━━ Page

If you’re in our shifting demographic you probably don’t have to move along, but know we’ve noticed that you’re here and we’re cooking up new ways to look at things.
The first is transparency with your constituency. Younger generations aren’t making a ton of money, yet they’re more willing to give. As willing as they are, they still want to know where their money is going when they donate. Take steps to become more transparent by showcasing some of your nonprofit’s recent work on your website, social media and in your newsletters.
Another trend that I think will outlive the “trend” phase is personal storytelling as a marketing tactic. Younger generations love the idea of putting a face to a cause because it gives them something to relate to. So ask people to tell their stories of success and promote those on your platforms.
Finally, a movement we’ve seen grow recently and that I think we’ll be seeing a lot of in the future is collective impact initiatives. Collective impact is essentially getting together with someone else in your community to solve an issue that’s affecting your community. In 2017, we saw this in everything from neighborhood planning projects to the Women’s March on Washington. The younger generation is all about putting their differences aside, getting together and working in unison to make progress. In 2018, explore ways that your nonprofit can collaborate with others to achieve its mission.

━━━━

* _Brief 1_: In the rows, copy out word for word the part that opens with the line containing "What elements are present" and closes with the line containing "platform-title: | IntSights".
* _Brief 2_: Write the next part of the piece on how nonprofits can reach younger donors, starting right after its last sentence.

━━ Given entries

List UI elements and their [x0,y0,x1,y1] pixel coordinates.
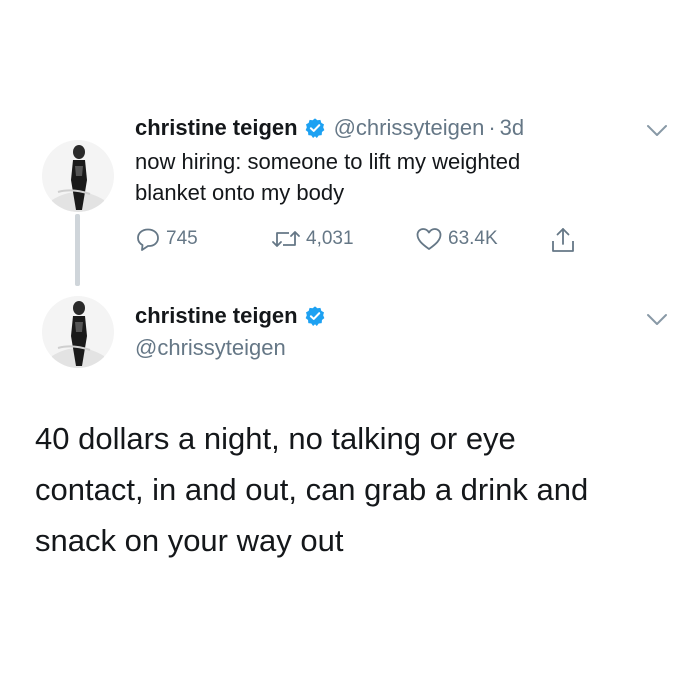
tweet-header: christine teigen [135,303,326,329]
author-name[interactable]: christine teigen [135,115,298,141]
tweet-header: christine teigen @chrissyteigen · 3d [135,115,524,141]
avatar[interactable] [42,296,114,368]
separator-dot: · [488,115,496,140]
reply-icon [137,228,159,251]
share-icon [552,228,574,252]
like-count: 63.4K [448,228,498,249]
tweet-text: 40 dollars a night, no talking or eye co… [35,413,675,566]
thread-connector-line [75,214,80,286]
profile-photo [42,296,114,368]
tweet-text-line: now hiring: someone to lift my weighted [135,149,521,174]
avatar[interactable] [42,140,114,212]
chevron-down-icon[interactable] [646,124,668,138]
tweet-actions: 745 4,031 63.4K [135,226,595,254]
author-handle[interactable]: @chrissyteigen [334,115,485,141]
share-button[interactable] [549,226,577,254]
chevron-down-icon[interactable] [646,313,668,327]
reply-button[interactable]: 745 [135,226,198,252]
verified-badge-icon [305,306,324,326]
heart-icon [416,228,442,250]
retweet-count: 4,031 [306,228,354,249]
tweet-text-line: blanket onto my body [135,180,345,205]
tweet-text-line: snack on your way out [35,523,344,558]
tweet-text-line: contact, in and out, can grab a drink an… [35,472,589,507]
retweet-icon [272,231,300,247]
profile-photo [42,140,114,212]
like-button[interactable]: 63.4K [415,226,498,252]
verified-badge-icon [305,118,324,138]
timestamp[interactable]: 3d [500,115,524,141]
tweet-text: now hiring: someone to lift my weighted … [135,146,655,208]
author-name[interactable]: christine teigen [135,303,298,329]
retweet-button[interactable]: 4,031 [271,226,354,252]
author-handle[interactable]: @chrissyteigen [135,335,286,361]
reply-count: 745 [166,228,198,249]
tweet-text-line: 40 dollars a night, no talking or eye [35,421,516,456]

━━━━
━━ Given entries

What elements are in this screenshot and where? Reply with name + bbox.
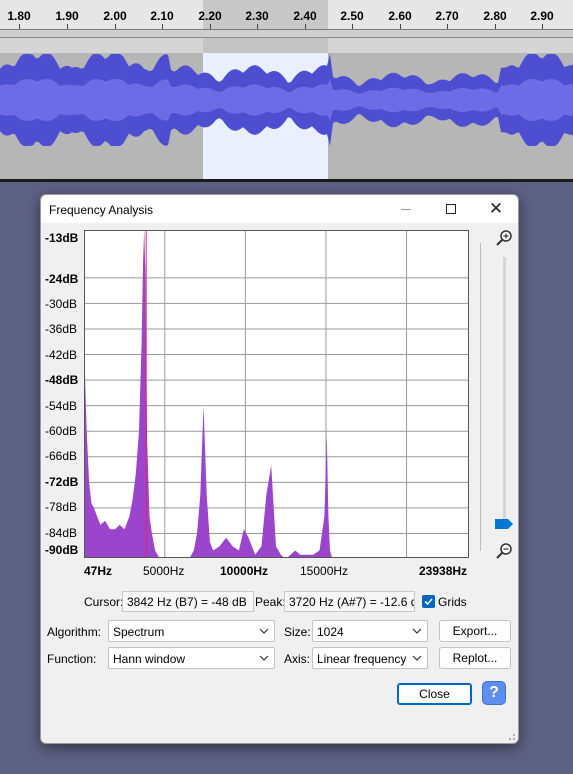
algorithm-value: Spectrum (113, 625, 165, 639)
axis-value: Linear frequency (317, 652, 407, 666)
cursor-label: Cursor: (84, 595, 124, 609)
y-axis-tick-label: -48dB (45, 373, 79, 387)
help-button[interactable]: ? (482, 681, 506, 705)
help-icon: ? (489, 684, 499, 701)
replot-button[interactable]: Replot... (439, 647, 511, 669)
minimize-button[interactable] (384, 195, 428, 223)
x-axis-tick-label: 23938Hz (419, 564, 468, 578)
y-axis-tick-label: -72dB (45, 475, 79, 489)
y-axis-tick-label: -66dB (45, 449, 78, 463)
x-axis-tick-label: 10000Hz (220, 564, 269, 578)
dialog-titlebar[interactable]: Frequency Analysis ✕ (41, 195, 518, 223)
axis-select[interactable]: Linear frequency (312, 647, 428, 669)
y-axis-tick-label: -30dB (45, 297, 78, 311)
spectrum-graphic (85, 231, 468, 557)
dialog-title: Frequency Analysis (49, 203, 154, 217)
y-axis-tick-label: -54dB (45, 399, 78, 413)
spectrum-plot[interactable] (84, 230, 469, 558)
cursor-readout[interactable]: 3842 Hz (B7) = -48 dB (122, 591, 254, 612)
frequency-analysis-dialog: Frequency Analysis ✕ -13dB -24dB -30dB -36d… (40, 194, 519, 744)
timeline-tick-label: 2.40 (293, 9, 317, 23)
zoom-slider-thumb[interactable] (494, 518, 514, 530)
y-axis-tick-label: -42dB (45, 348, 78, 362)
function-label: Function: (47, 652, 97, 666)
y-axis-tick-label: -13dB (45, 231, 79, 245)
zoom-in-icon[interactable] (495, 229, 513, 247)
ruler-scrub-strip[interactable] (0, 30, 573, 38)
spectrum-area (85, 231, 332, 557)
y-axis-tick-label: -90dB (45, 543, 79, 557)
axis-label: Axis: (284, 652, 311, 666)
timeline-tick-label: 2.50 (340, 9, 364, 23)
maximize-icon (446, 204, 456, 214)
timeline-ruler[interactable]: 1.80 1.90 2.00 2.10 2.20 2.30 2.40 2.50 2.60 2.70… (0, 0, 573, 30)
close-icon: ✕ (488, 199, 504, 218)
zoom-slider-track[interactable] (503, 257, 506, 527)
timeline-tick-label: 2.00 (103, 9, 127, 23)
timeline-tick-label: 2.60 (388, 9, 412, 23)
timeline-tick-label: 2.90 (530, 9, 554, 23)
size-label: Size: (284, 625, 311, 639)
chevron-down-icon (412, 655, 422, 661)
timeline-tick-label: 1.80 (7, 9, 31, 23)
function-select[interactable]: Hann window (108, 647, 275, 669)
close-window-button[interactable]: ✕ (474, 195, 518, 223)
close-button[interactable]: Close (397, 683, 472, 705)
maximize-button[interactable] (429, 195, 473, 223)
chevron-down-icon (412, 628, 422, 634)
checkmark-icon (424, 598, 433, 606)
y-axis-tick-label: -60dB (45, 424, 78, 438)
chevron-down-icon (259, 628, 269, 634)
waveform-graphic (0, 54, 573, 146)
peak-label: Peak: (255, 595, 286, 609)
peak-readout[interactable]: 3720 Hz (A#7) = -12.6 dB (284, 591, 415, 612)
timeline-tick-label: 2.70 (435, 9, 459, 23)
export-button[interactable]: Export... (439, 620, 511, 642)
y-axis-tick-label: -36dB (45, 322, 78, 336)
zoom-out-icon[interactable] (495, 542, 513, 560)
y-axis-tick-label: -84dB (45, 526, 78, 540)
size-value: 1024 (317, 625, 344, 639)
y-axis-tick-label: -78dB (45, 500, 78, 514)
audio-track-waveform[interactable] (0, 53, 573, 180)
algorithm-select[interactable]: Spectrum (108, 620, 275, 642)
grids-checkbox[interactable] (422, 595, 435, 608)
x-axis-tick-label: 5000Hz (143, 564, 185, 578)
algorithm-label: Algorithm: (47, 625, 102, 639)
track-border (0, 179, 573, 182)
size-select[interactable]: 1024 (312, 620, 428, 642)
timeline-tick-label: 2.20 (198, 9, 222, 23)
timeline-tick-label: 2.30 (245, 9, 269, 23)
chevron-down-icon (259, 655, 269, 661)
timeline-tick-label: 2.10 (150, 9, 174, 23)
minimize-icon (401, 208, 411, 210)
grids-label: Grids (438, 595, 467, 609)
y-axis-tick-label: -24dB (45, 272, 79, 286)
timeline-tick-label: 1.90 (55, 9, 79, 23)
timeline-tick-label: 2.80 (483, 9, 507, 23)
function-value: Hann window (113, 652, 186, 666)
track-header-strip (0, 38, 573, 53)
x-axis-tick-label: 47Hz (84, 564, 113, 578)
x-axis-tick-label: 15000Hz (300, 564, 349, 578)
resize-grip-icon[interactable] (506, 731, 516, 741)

━━━━
━━ Given entries

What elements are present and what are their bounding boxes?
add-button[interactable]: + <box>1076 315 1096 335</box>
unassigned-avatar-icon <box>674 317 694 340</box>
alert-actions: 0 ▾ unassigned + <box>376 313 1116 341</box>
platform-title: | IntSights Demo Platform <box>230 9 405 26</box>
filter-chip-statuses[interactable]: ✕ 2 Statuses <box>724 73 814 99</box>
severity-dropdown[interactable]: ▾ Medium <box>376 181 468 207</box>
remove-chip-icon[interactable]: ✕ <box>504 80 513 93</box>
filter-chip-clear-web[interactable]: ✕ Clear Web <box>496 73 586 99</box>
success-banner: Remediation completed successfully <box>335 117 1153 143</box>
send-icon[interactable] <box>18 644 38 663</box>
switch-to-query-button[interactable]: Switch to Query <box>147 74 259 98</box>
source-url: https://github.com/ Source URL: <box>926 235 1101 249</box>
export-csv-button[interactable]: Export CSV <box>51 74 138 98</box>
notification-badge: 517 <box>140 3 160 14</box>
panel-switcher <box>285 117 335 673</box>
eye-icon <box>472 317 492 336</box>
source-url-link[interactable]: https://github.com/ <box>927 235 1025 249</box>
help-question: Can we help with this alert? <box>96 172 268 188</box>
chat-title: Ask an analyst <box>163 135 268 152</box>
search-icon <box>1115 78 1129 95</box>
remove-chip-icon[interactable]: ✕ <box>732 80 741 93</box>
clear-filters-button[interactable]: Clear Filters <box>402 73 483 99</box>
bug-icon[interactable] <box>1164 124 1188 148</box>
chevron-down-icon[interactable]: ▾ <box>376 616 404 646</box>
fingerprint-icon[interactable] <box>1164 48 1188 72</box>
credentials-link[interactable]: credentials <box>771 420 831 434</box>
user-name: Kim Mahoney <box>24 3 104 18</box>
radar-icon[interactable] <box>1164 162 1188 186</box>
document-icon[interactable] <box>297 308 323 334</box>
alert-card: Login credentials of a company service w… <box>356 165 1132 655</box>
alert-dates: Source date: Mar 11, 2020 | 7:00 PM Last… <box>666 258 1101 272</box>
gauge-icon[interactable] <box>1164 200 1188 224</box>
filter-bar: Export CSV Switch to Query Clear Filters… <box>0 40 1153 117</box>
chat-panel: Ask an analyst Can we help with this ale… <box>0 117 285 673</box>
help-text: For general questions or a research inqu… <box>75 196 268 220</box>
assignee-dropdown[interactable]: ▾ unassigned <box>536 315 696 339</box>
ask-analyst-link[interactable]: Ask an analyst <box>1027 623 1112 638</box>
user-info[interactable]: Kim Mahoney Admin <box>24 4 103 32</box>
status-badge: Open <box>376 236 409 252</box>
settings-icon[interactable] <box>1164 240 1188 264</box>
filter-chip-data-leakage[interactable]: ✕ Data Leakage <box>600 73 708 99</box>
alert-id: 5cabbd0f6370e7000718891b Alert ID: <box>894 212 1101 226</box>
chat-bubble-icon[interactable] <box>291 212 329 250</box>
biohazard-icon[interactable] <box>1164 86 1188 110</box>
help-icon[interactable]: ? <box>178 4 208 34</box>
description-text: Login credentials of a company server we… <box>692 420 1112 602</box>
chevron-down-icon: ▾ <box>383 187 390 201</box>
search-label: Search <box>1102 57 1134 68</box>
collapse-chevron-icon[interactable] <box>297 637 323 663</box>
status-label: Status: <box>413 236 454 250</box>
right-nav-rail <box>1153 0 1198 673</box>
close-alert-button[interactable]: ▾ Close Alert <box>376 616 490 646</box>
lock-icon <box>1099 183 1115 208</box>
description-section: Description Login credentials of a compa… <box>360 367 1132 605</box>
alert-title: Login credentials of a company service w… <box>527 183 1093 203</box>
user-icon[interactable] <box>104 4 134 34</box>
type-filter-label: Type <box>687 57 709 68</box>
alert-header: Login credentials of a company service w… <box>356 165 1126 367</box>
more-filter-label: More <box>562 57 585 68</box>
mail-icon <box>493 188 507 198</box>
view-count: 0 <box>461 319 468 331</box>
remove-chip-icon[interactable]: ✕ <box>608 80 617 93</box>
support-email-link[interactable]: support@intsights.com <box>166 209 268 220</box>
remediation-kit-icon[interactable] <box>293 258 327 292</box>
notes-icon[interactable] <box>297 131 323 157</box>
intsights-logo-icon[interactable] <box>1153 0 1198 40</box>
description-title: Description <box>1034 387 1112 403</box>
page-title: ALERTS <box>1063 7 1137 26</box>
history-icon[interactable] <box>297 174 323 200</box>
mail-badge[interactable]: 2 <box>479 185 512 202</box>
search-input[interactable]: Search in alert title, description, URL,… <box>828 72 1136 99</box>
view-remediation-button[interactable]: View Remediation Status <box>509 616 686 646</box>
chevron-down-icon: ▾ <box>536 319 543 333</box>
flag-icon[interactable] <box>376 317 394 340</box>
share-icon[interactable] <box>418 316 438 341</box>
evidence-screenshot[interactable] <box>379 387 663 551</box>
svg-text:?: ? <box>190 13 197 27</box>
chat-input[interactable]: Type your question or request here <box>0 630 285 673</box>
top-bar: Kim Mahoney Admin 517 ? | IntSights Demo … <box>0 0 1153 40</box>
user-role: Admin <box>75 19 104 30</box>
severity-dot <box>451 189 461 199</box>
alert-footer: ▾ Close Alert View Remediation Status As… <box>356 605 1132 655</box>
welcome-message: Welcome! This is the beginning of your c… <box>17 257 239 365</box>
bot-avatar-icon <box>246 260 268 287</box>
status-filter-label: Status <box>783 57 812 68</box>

━━━━

* _Written response 1_:
What elements are present and what are their bounding boxes?
add-button[interactable]: + <box>1076 315 1096 335</box>
unassigned-avatar-icon <box>674 317 694 340</box>
alert-actions: 0 ▾ unassigned + <box>376 313 1116 341</box>
platform-title: | IntSights Demo Platform <box>230 9 405 26</box>

* _Written response 2_:
There’s a big leadership transition happening right now, and for those nonprofits that have been around the block a couple times, it’s a weird spot to be in. Though basic things like building relationships are still key for every nonprofit, we have to take notice of new trends, too. There are ways the younger generation is influencing the sector that I think we can all get behind.
So what does this mean for you? We’ll still be living our mission of making nonprofits more remarkable, but the way we go about it might look a little different. And that’s okay—remember that if you’re not changing and adapting with the times, your organization could suffer.